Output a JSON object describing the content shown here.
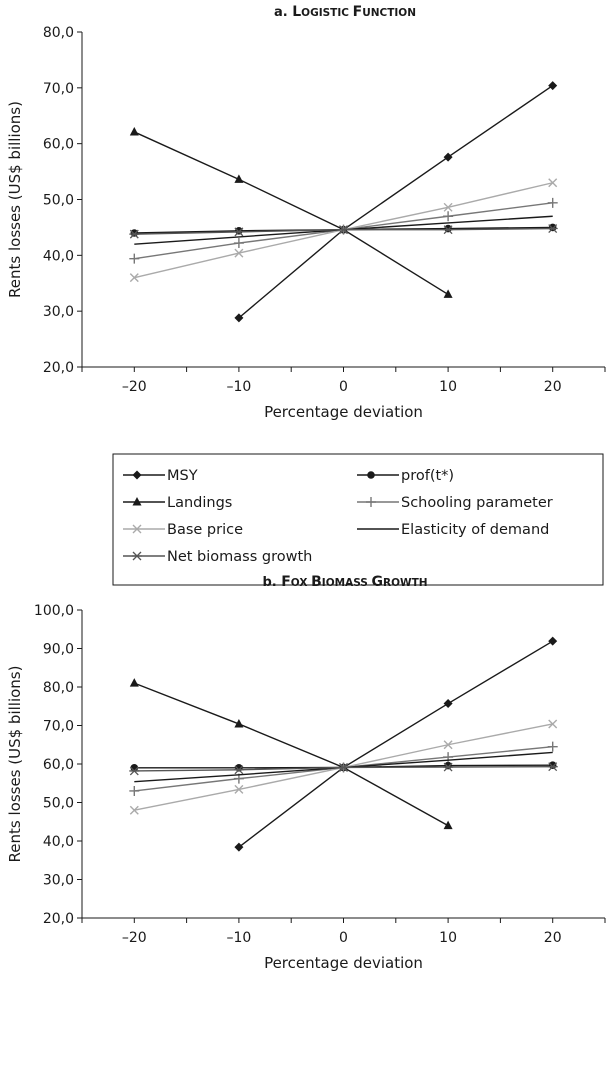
{
  "chart_data": [
    {
      "type": "line",
      "title": "a. Logistic function",
      "title_prefix": "a.",
      "title_text": "Logistic function",
      "xlabel": "Percentage deviation",
      "ylabel": "Rents losses (US$ billions)",
      "x": [
        -20,
        -10,
        0,
        10,
        20
      ],
      "x_tick_labels": [
        "–20",
        "–10",
        "0",
        "10",
        "20"
      ],
      "ylim": [
        20,
        80
      ],
      "y_ticks": [
        20,
        30,
        40,
        50,
        60,
        70,
        80
      ],
      "y_tick_labels": [
        "20,0",
        "30,0",
        "40,0",
        "50,0",
        "60,0",
        "70,0",
        "80,0"
      ],
      "grid": false,
      "series": [
        {
          "name": "MSY",
          "values": [
            null,
            28.8,
            44.6,
            57.6,
            70.4
          ]
        },
        {
          "name": "prof(t*)",
          "values": [
            44.0,
            44.4,
            44.6,
            44.8,
            45.0
          ]
        },
        {
          "name": "Landings",
          "values": [
            62.1,
            53.6,
            44.6,
            33.0,
            null
          ]
        },
        {
          "name": "Schooling parameter",
          "values": [
            39.4,
            42.2,
            44.6,
            47.0,
            49.4
          ]
        },
        {
          "name": "Base price",
          "values": [
            36.0,
            40.4,
            44.6,
            48.6,
            53.0
          ]
        },
        {
          "name": "Elasticity of demand",
          "values": [
            42.0,
            43.3,
            44.6,
            45.8,
            47.0
          ]
        },
        {
          "name": "Net biomass growth",
          "values": [
            43.8,
            44.2,
            44.6,
            44.6,
            44.8
          ]
        }
      ]
    },
    {
      "type": "line",
      "title": "b. Fox biomass growth",
      "title_prefix": "b.",
      "title_text": "Fox biomass growth",
      "xlabel": "Percentage deviation",
      "ylabel": "Rents losses (US$ billions)",
      "x": [
        -20,
        -10,
        0,
        10,
        20
      ],
      "x_tick_labels": [
        "–20",
        "–10",
        "0",
        "10",
        "20"
      ],
      "ylim": [
        20,
        100
      ],
      "y_ticks": [
        20,
        30,
        40,
        50,
        60,
        70,
        80,
        90,
        100
      ],
      "y_tick_labels": [
        "20,0",
        "30,0",
        "40,0",
        "50,0",
        "60,0",
        "70,0",
        "80,0",
        "90,0",
        "100,0"
      ],
      "grid": false,
      "series": [
        {
          "name": "MSY",
          "values": [
            null,
            38.4,
            59.1,
            75.7,
            91.9
          ]
        },
        {
          "name": "prof(t*)",
          "values": [
            59.0,
            59.0,
            59.1,
            59.6,
            59.7
          ]
        },
        {
          "name": "Landings",
          "values": [
            81.0,
            70.4,
            59.1,
            44.0,
            null
          ]
        },
        {
          "name": "Schooling parameter",
          "values": [
            53.0,
            56.2,
            59.1,
            61.8,
            64.5
          ]
        },
        {
          "name": "Base price",
          "values": [
            48.0,
            53.4,
            59.1,
            65.0,
            70.4
          ]
        },
        {
          "name": "Elasticity of demand",
          "values": [
            55.4,
            57.2,
            59.1,
            61.0,
            63.0
          ]
        },
        {
          "name": "Net biomass growth",
          "values": [
            58.2,
            58.5,
            59.1,
            59.2,
            59.3
          ]
        }
      ]
    }
  ],
  "legend": {
    "entries": [
      "MSY",
      "prof(t*)",
      "Landings",
      "Schooling parameter",
      "Base price",
      "Elasticity of demand",
      "Net biomass growth"
    ]
  },
  "series_styles": {
    "MSY": {
      "color": "#1a1a1a",
      "marker": "diamond-icon"
    },
    "prof(t*)": {
      "color": "#1a1a1a",
      "marker": "circle-icon"
    },
    "Landings": {
      "color": "#1a1a1a",
      "marker": "triangle-icon"
    },
    "Schooling parameter": {
      "color": "#777777",
      "marker": "plus-icon"
    },
    "Base price": {
      "color": "#aaaaaa",
      "marker": "x-icon"
    },
    "Elasticity of demand": {
      "color": "#1a1a1a",
      "marker": "none"
    },
    "Net biomass growth": {
      "color": "#555555",
      "marker": "star-icon"
    }
  }
}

****************************************

GOAL OF THE EXERCISE: Retype all the records shown above, character for character. Omit every picture.

THE SOLUTION:
Output a JSON object describing the content shown here.
{
  "chart_data": [
    {
      "type": "line",
      "title": "a. Logistic function",
      "title_prefix": "a.",
      "title_text": "Logistic function",
      "xlabel": "Percentage deviation",
      "ylabel": "Rents losses (US$ billions)",
      "x": [
        -20,
        -10,
        0,
        10,
        20
      ],
      "x_tick_labels": [
        "–20",
        "–10",
        "0",
        "10",
        "20"
      ],
      "ylim": [
        20,
        80
      ],
      "y_ticks": [
        20,
        30,
        40,
        50,
        60,
        70,
        80
      ],
      "y_tick_labels": [
        "20,0",
        "30,0",
        "40,0",
        "50,0",
        "60,0",
        "70,0",
        "80,0"
      ],
      "grid": false,
      "series": [
        {
          "name": "MSY",
          "values": [
            null,
            28.8,
            44.6,
            57.6,
            70.4
          ]
        },
        {
          "name": "prof(t*)",
          "values": [
            44.0,
            44.4,
            44.6,
            44.8,
            45.0
          ]
        },
        {
          "name": "Landings",
          "values": [
            62.1,
            53.6,
            44.6,
            33.0,
            null
          ]
        },
        {
          "name": "Schooling parameter",
          "values": [
            39.4,
            42.2,
            44.6,
            47.0,
            49.4
          ]
        },
        {
          "name": "Base price",
          "values": [
            36.0,
            40.4,
            44.6,
            48.6,
            53.0
          ]
        },
        {
          "name": "Elasticity of demand",
          "values": [
            42.0,
            43.3,
            44.6,
            45.8,
            47.0
          ]
        },
        {
          "name": "Net biomass growth",
          "values": [
            43.8,
            44.2,
            44.6,
            44.6,
            44.8
          ]
        }
      ]
    },
    {
      "type": "line",
      "title": "b. Fox biomass growth",
      "title_prefix": "b.",
      "title_text": "Fox biomass growth",
      "xlabel": "Percentage deviation",
      "ylabel": "Rents losses (US$ billions)",
      "x": [
        -20,
        -10,
        0,
        10,
        20
      ],
      "x_tick_labels": [
        "–20",
        "–10",
        "0",
        "10",
        "20"
      ],
      "ylim": [
        20,
        100
      ],
      "y_ticks": [
        20,
        30,
        40,
        50,
        60,
        70,
        80,
        90,
        100
      ],
      "y_tick_labels": [
        "20,0",
        "30,0",
        "40,0",
        "50,0",
        "60,0",
        "70,0",
        "80,0",
        "90,0",
        "100,0"
      ],
      "grid": false,
      "series": [
        {
          "name": "MSY",
          "values": [
            null,
            38.4,
            59.1,
            75.7,
            91.9
          ]
        },
        {
          "name": "prof(t*)",
          "values": [
            59.0,
            59.0,
            59.1,
            59.6,
            59.7
          ]
        },
        {
          "name": "Landings",
          "values": [
            81.0,
            70.4,
            59.1,
            44.0,
            null
          ]
        },
        {
          "name": "Schooling parameter",
          "values": [
            53.0,
            56.2,
            59.1,
            61.8,
            64.5
          ]
        },
        {
          "name": "Base price",
          "values": [
            48.0,
            53.4,
            59.1,
            65.0,
            70.4
          ]
        },
        {
          "name": "Elasticity of demand",
          "values": [
            55.4,
            57.2,
            59.1,
            61.0,
            63.0
          ]
        },
        {
          "name": "Net biomass growth",
          "values": [
            58.2,
            58.5,
            59.1,
            59.2,
            59.3
          ]
        }
      ]
    }
  ],
  "legend": {
    "entries": [
      "MSY",
      "prof(t*)",
      "Landings",
      "Schooling parameter",
      "Base price",
      "Elasticity of demand",
      "Net biomass growth"
    ]
  },
  "series_styles": {
    "MSY": {
      "color": "#1a1a1a",
      "marker": "diamond-icon"
    },
    "prof(t*)": {
      "color": "#1a1a1a",
      "marker": "circle-icon"
    },
    "Landings": {
      "color": "#1a1a1a",
      "marker": "triangle-icon"
    },
    "Schooling parameter": {
      "color": "#777777",
      "marker": "plus-icon"
    },
    "Base price": {
      "color": "#aaaaaa",
      "marker": "x-icon"
    },
    "Elasticity of demand": {
      "color": "#1a1a1a",
      "marker": "none"
    },
    "Net biomass growth": {
      "color": "#555555",
      "marker": "star-icon"
    }
  }
}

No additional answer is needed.